→ **Instructions to follow**: Copy each of the entries below faithfully, setting aside any pictures.

Data entries for graphics:
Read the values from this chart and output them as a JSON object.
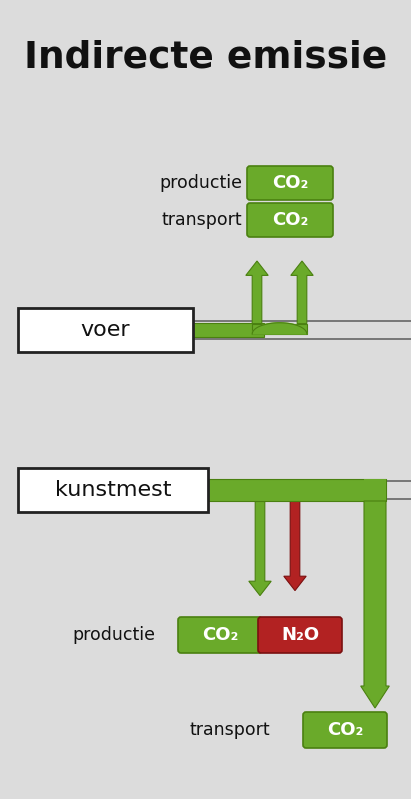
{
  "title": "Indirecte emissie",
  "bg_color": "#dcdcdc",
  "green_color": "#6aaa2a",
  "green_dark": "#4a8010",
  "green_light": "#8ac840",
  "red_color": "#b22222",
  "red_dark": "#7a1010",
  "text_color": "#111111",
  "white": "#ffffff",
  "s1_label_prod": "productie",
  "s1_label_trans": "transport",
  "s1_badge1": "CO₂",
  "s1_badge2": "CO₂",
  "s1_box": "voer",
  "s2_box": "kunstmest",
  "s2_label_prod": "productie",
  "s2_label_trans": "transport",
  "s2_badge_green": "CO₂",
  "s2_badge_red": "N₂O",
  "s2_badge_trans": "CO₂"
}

→ **Correct response**:
Read the values from this chart and output them as a JSON object.
{
  "title": "Indirecte emissie",
  "bg_color": "#dcdcdc",
  "green_color": "#6aaa2a",
  "green_dark": "#4a8010",
  "green_light": "#8ac840",
  "red_color": "#b22222",
  "red_dark": "#7a1010",
  "text_color": "#111111",
  "white": "#ffffff",
  "s1_label_prod": "productie",
  "s1_label_trans": "transport",
  "s1_badge1": "CO₂",
  "s1_badge2": "CO₂",
  "s1_box": "voer",
  "s2_box": "kunstmest",
  "s2_label_prod": "productie",
  "s2_label_trans": "transport",
  "s2_badge_green": "CO₂",
  "s2_badge_red": "N₂O",
  "s2_badge_trans": "CO₂"
}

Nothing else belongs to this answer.